EXERCISE AIM ::
Gather from the listing below each line that includes the word "Namens", and copy it.

WORKING DATA ::
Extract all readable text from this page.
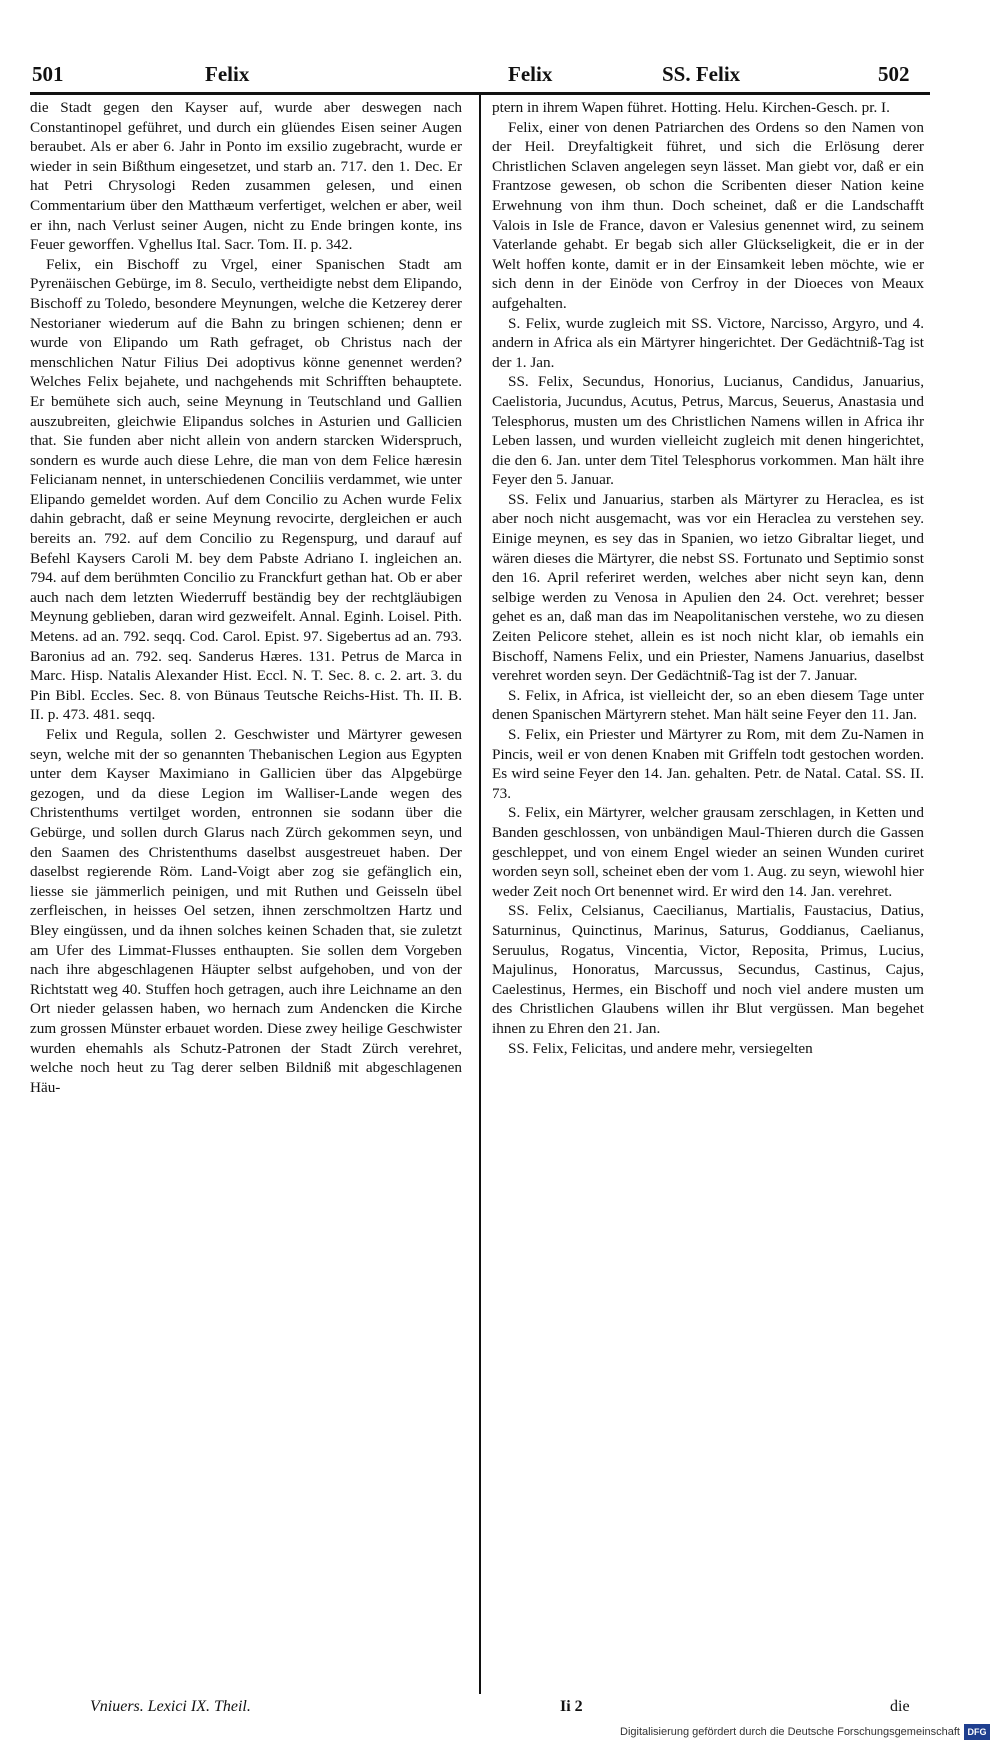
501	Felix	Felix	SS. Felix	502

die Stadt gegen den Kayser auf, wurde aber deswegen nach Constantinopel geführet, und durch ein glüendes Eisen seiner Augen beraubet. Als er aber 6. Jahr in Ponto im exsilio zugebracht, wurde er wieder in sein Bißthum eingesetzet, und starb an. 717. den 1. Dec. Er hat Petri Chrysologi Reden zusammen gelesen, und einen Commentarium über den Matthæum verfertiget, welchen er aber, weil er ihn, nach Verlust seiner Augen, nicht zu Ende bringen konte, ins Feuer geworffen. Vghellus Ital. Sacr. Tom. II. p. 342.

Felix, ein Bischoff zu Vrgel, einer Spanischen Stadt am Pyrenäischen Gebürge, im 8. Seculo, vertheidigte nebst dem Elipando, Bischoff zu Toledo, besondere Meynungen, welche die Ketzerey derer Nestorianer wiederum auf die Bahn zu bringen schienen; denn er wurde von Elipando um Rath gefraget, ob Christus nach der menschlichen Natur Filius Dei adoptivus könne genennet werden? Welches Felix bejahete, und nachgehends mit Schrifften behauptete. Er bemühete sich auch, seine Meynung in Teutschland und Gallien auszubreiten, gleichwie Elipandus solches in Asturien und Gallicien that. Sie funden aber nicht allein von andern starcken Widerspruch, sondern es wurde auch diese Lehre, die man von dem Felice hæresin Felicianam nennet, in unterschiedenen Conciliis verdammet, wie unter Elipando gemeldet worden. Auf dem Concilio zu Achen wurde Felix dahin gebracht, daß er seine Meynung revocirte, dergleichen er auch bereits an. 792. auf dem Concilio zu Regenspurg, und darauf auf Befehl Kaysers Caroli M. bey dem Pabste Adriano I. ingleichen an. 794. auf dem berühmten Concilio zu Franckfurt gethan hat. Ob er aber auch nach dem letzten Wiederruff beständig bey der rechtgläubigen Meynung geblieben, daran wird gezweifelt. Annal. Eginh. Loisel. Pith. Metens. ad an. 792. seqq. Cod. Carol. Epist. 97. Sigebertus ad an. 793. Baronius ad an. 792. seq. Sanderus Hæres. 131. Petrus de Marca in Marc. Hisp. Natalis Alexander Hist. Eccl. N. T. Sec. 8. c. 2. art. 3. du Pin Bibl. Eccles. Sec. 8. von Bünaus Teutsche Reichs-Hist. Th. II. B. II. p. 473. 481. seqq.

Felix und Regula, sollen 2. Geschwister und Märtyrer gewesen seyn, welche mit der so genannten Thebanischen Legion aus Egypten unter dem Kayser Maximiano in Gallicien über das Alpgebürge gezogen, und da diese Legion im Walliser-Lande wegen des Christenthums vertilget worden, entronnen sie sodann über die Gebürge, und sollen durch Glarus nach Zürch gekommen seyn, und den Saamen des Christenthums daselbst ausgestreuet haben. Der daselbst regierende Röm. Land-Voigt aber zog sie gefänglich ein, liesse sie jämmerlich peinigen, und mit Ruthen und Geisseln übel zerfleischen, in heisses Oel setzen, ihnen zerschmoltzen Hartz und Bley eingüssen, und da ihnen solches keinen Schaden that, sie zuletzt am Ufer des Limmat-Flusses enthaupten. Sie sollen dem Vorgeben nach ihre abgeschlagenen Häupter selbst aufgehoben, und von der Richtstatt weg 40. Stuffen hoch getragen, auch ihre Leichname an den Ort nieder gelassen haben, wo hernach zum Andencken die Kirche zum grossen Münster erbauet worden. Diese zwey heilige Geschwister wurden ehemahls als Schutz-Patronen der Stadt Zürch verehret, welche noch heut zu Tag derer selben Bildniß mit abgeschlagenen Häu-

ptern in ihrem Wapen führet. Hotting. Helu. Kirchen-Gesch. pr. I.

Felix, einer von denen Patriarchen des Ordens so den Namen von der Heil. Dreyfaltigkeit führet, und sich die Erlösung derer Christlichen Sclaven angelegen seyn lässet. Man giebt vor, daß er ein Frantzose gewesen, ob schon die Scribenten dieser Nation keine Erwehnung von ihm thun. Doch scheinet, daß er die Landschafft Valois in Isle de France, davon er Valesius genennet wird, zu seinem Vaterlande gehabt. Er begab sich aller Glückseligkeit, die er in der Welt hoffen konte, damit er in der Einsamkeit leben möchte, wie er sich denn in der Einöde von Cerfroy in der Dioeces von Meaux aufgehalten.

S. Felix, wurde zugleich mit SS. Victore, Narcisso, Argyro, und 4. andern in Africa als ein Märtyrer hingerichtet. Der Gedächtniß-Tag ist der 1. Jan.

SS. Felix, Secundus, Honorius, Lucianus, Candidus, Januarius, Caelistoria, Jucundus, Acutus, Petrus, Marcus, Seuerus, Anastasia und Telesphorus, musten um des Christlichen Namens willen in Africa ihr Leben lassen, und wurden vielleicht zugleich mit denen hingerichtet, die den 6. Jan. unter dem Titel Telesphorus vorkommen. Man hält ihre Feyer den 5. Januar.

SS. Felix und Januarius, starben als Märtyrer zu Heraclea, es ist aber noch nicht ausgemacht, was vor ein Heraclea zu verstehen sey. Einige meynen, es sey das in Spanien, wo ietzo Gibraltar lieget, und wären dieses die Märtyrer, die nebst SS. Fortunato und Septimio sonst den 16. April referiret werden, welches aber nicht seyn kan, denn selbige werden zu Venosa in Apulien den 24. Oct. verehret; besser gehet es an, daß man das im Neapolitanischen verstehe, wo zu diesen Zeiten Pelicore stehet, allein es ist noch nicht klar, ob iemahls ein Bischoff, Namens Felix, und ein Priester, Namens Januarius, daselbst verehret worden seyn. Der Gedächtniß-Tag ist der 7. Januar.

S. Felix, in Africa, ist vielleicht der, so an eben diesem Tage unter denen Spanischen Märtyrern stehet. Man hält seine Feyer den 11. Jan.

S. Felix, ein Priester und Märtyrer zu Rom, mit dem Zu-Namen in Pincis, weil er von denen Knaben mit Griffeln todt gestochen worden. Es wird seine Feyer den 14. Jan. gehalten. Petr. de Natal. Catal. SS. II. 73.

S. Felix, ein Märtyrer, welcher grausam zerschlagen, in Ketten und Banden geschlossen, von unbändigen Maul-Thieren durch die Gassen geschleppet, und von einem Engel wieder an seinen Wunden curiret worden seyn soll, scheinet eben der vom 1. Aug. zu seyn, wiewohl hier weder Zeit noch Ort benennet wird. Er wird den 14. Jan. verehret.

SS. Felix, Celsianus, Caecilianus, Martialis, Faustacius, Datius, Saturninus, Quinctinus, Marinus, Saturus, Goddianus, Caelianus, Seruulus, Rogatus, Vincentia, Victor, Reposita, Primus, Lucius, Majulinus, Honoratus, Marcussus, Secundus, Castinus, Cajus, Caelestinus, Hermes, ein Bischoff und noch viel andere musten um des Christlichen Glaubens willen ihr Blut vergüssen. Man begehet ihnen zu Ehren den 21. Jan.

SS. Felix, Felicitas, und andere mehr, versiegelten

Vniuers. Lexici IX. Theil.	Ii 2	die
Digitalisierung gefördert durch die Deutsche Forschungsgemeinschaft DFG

FINISHED ANSWER ::
SS. Felix, Secundus, Honorius, Lucianus, Candidus, Januarius, Caelistoria, Jucundus, Acutus, Petrus, Marcus, Seuerus, Anastasia und Telesphorus, musten um des Christlichen Namens willen in Africa ihr Leben lassen, und wurden vielleicht zugleich mit denen hingerichtet, die den 6. Jan. unter dem Titel Telesphorus vorkommen. Man hält ihre Feyer den 5. Januar.
SS. Felix und Januarius, starben als Märtyrer zu Heraclea, es ist aber noch nicht ausgemacht, was vor ein Heraclea zu verstehen sey. Einige meynen, es sey das in Spanien, wo ietzo Gibraltar lieget, und wären dieses die Märtyrer, die nebst SS. Fortunato und Septimio sonst den 16. April referiret werden, welches aber nicht seyn kan, denn selbige werden zu Venosa in Apulien den 24. Oct. verehret; besser gehet es an, daß man das im Neapolitanischen verstehe, wo zu diesen Zeiten Pelicore stehet, allein es ist noch nicht klar, ob iemahls ein Bischoff, Namens Felix, und ein Priester, Namens Januarius, daselbst verehret worden seyn. Der Gedächtniß-Tag ist der 7. Januar.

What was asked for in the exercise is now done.